### Instructions to follow:
Exclude the pictures and retype the entries as written.

### Provided data:
══════════════════════════════

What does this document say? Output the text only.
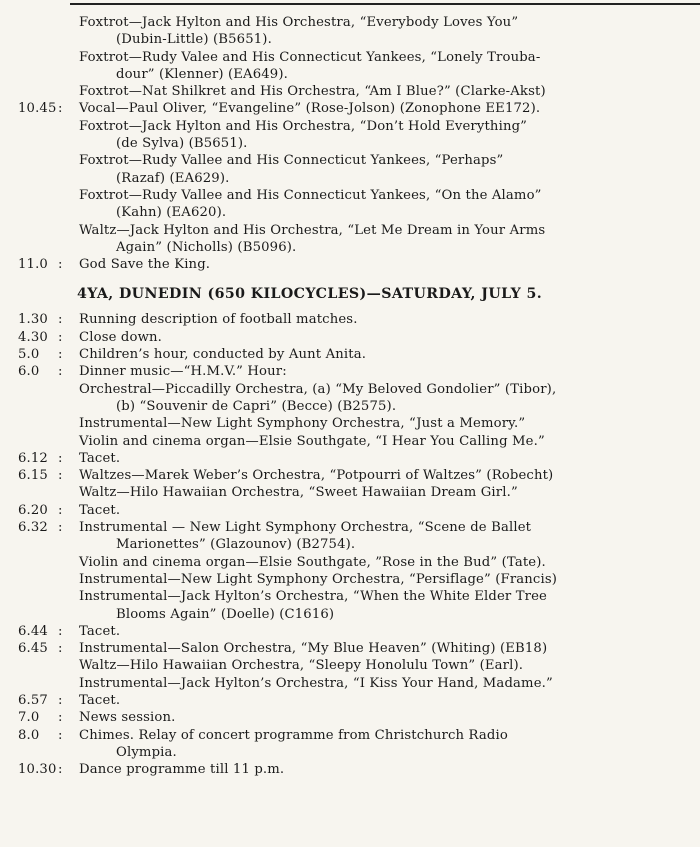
Foxtrot—Jack Hylton and His Orchestra, “Everybody Loves You”
(Dubin-Little) (B5651).
Foxtrot—Rudy Valee and His Connecticut Yankees, “Lonely Trouba-
dour” (Klenner) (EA649).
Foxtrot—Nat Shilkret and His Orchestra, “Am I Blue?” (Clarke-Akst)
10.45 : Vocal—Paul Oliver, “Evangeline” (Rose-Jolson) (Zonophone EE172).
Foxtrot—Jack Hylton and His Orchestra, “Don’t Hold Everything”
(de Sylva) (B5651).
Foxtrot—Rudy Vallee and His Connecticut Yankees, “Perhaps”
(Razaf) (EA629).
Foxtrot—Rudy Vallee and His Connecticut Yankees, “On the Alamo”
(Kahn) (EA620).
Waltz—Jack Hylton and His Orchestra, “Let Me Dream in Your Arms
Again” (Nicholls) (B5096).
11.0 : God Save the King.
4YA, DUNEDIN (650 KILOCYCLES)—SATURDAY, JULY 5.
1.30 : Running description of football matches.
4.30 : Close down.
5.0	: Children’s hour, conducted by Aunt Anita.
6.0	: Dinner music—“H.M.V.” Hour:
Orchestral—Piccadilly Orchestra, (a) “My Beloved Gondolier” (Tibor),
(b) “Souvenir de Capri” (Becce) (B2575).
Instrumental—New Light Symphony Orchestra, “Just a Memory.”
Violin and cinema organ—Elsie Southgate, “I Hear You Calling Me.”
6.12 : Tacet.
6.15 : Waltzes—Marek Weber’s Orchestra, “Potpourri of Waltzes” (Robecht)
Waltz—Hilo Hawaiian Orchestra, “Sweet Hawaiian Dream Girl.”
6.20 : Tacet.
6.32 : Instrumental — New Light Symphony Orchestra, “Scene de Ballet
Marionettes” (Glazounov) (B2754).
Violin and cinema organ—Elsie Southgate, ”Rose in the Bud” (Tate).
Instrumental—New Light Symphony Orchestra, “Persiflage” (Francis)
Instrumental—Jack Hylton’s Orchestra, “When the White Elder Tree
Blooms Again” (Doelle) (C1616)
6.44 : Tacet.
6.45 : Instrumental—Salon Orchestra, “My Blue Heaven” (Whiting) (EB18)
Waltz—Hilo Hawaiian Orchestra, “Sleepy Honolulu Town” (Earl).
Instrumental—Jack Hylton’s Orchestra, “I Kiss Your Hand, Madame.”
6.57 : Tacet.
7.0	: News session.
8.0	: Chimes. Relay of concert programme from Christchurch Radio
Olympia.
10.30 : Dance programme till 11 p.m.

══════════════════════════════

### Exercise response:
What does this document say? Output the text only.
Foxtrot—Jack Hylton and His Orchestra, “Everybody Loves You”
(Dubin-Little) (B5651).
Foxtrot—Rudy Valee and His Connecticut Yankees, “Lonely Trouba-
dour” (Klenner) (EA649).
Foxtrot—Nat Shilkret and His Orchestra, “Am I Blue?” (Clarke-Akst)
10.45 : Vocal—Paul Oliver, “Evangeline” (Rose-Jolson) (Zonophone EE172).
Foxtrot—Jack Hylton and His Orchestra, “Don’t Hold Everything”
(de Sylva) (B5651).
Foxtrot—Rudy Vallee and His Connecticut Yankees, “Perhaps”
(Razaf) (EA629).
Foxtrot—Rudy Vallee and His Connecticut Yankees, “On the Alamo”
(Kahn) (EA620).
Waltz—Jack Hylton and His Orchestra, “Let Me Dream in Your Arms
Again” (Nicholls) (B5096).
11.0 : God Save the King.
4YA, DUNEDIN (650 KILOCYCLES)—SATURDAY, JULY 5.
1.30 : Running description of football matches.
4.30 : Close down.
5.0	: Children’s hour, conducted by Aunt Anita.
6.0	: Dinner music—“H.M.V.” Hour:
Orchestral—Piccadilly Orchestra, (a) “My Beloved Gondolier” (Tibor),
(b) “Souvenir de Capri” (Becce) (B2575).
Instrumental—New Light Symphony Orchestra, “Just a Memory.”
Violin and cinema organ—Elsie Southgate, “I Hear You Calling Me.”
6.12 : Tacet.
6.15 : Waltzes—Marek Weber’s Orchestra, “Potpourri of Waltzes” (Robecht)
Waltz—Hilo Hawaiian Orchestra, “Sweet Hawaiian Dream Girl.”
6.20 : Tacet.
6.32 : Instrumental — New Light Symphony Orchestra, “Scene de Ballet
Marionettes” (Glazounov) (B2754).
Violin and cinema organ—Elsie Southgate, ”Rose in the Bud” (Tate).
Instrumental—New Light Symphony Orchestra, “Persiflage” (Francis)
Instrumental—Jack Hylton’s Orchestra, “When the White Elder Tree
Blooms Again” (Doelle) (C1616)
6.44 : Tacet.
6.45 : Instrumental—Salon Orchestra, “My Blue Heaven” (Whiting) (EB18)
Waltz—Hilo Hawaiian Orchestra, “Sleepy Honolulu Town” (Earl).
Instrumental—Jack Hylton’s Orchestra, “I Kiss Your Hand, Madame.”
6.57 : Tacet.
7.0	: News session.
8.0	: Chimes. Relay of concert programme from Christchurch Radio
Olympia.
10.30 : Dance programme till 11 p.m.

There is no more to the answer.